#### Supplied material ####

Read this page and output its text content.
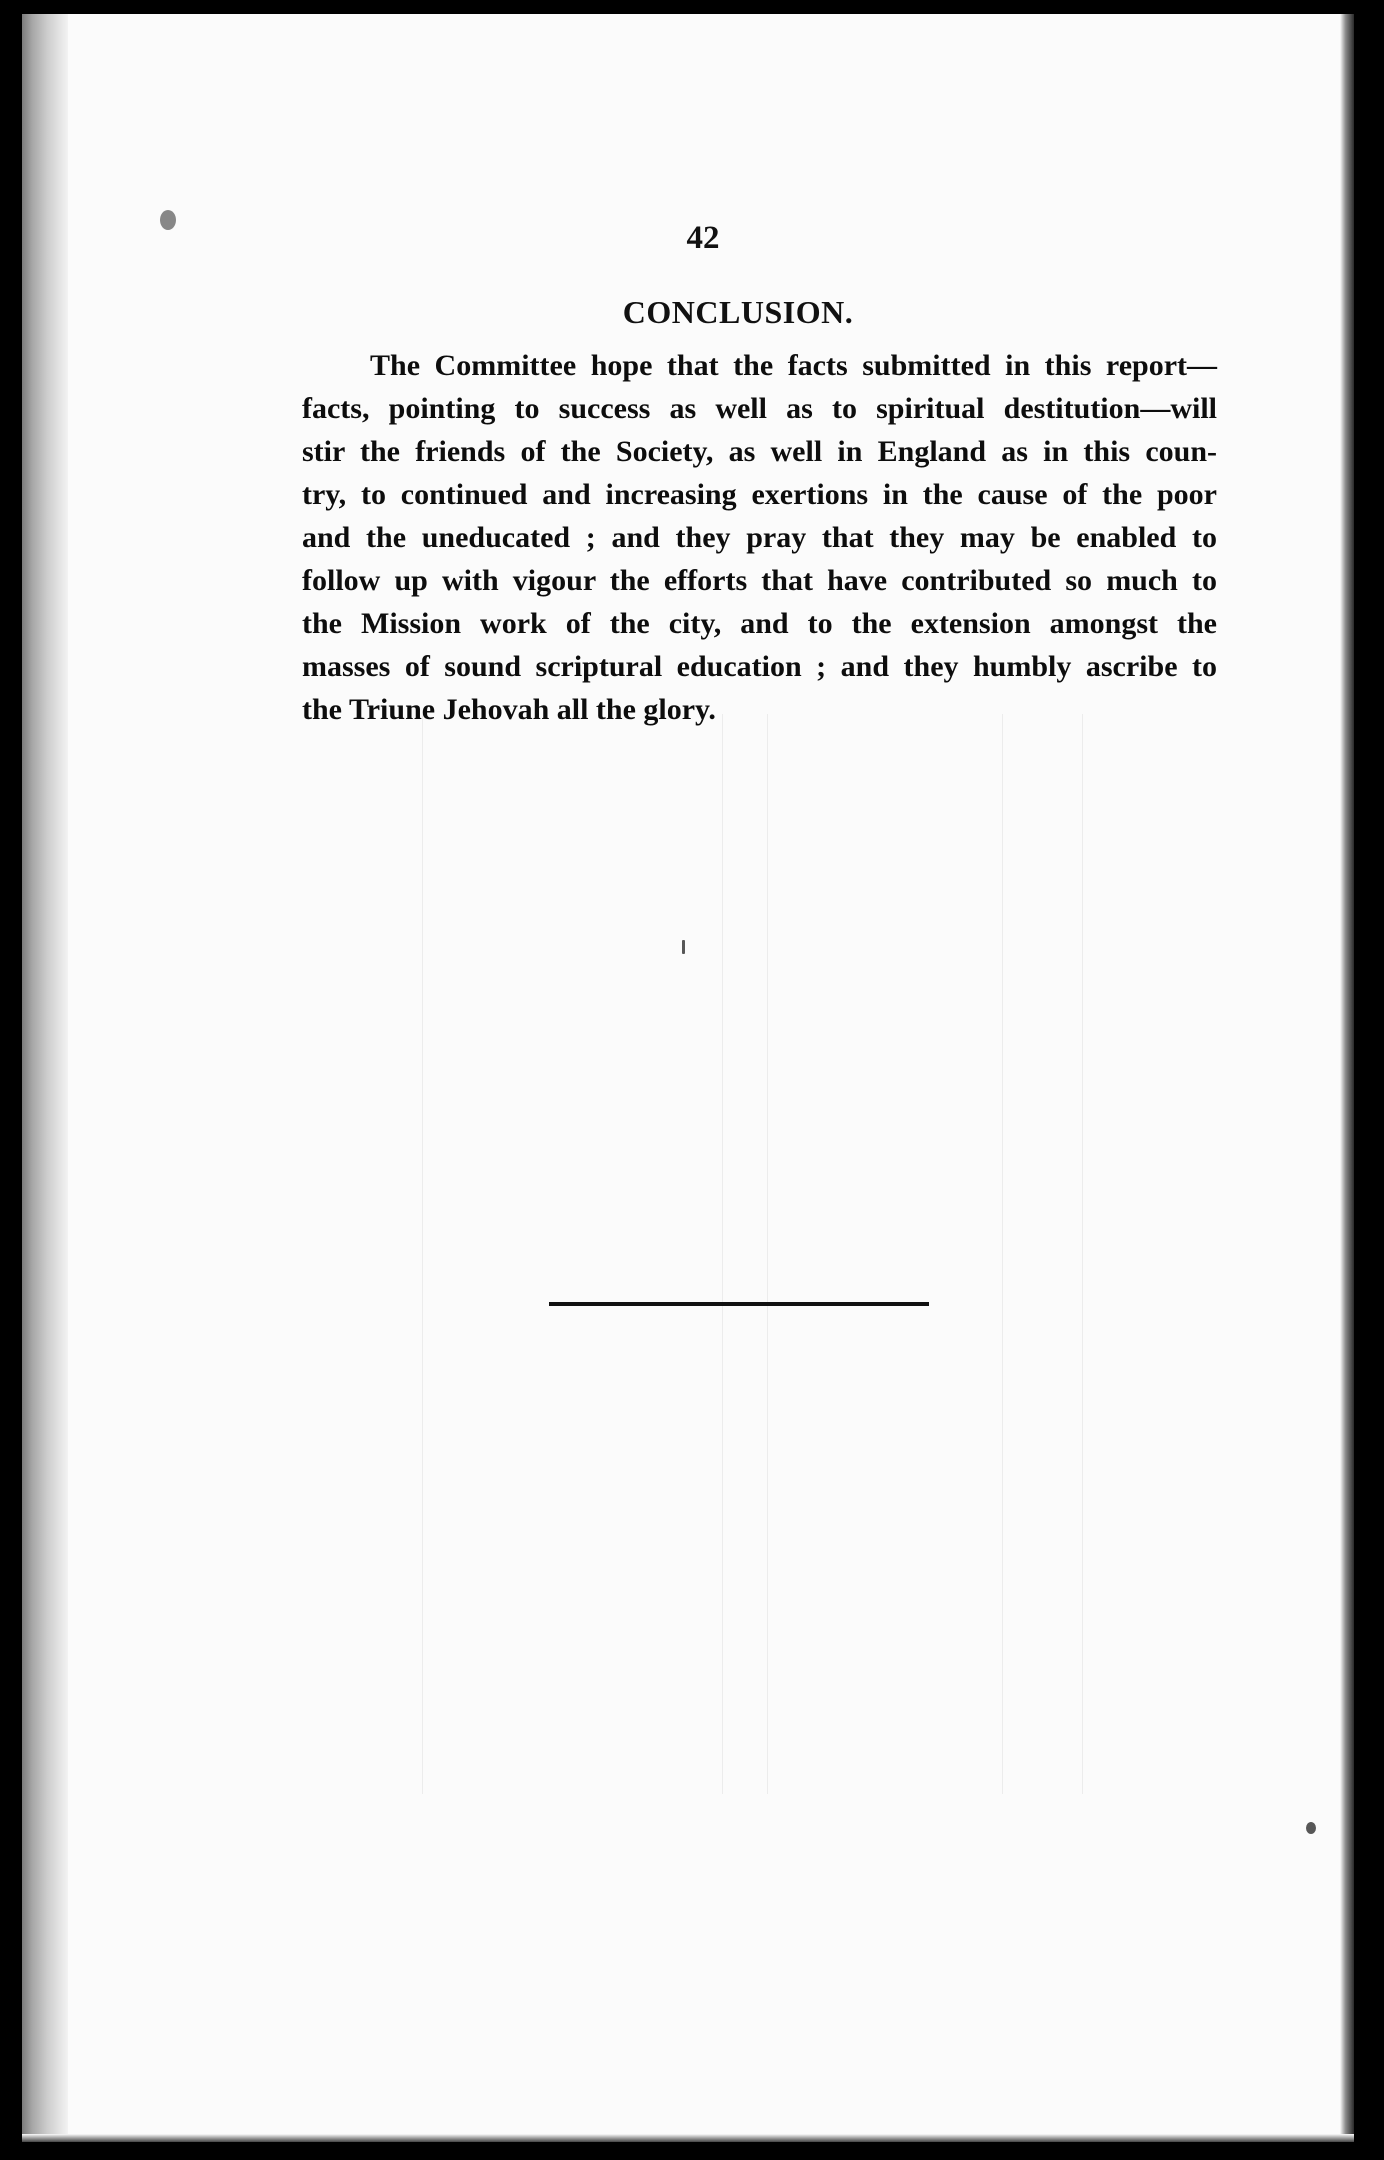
42
CONCLUSION.
The Committee hope that the facts submitted in this report—
facts, pointing to success as well as to spiritual destitution—will
stir the friends of the Society, as well in England as in this coun-
try, to continued and increasing exertions in the cause of the poor
and the uneducated ; and they pray that they may be enabled to
follow up with vigour the efforts that have contributed so much to
the Mission work of the city, and to the extension amongst the
masses of sound scriptural education ; and they humbly ascribe to
the Triune Jehovah all the glory.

####

**Directions**
Could you repeat all of the material exactly? Pictures should not be copied.

**Correct result**
Read this page and output its text content.
42
CONCLUSION.
The Committee hope that the facts submitted in this report—
facts, pointing to success as well as to spiritual destitution—will
stir the friends of the Society, as well in England as in this coun-
try, to continued and increasing exertions in the cause of the poor
and the uneducated ; and they pray that they may be enabled to
follow up with vigour the efforts that have contributed so much to
the Mission work of the city, and to the extension amongst the
masses of sound scriptural education ; and they humbly ascribe to
the Triune Jehovah all the glory.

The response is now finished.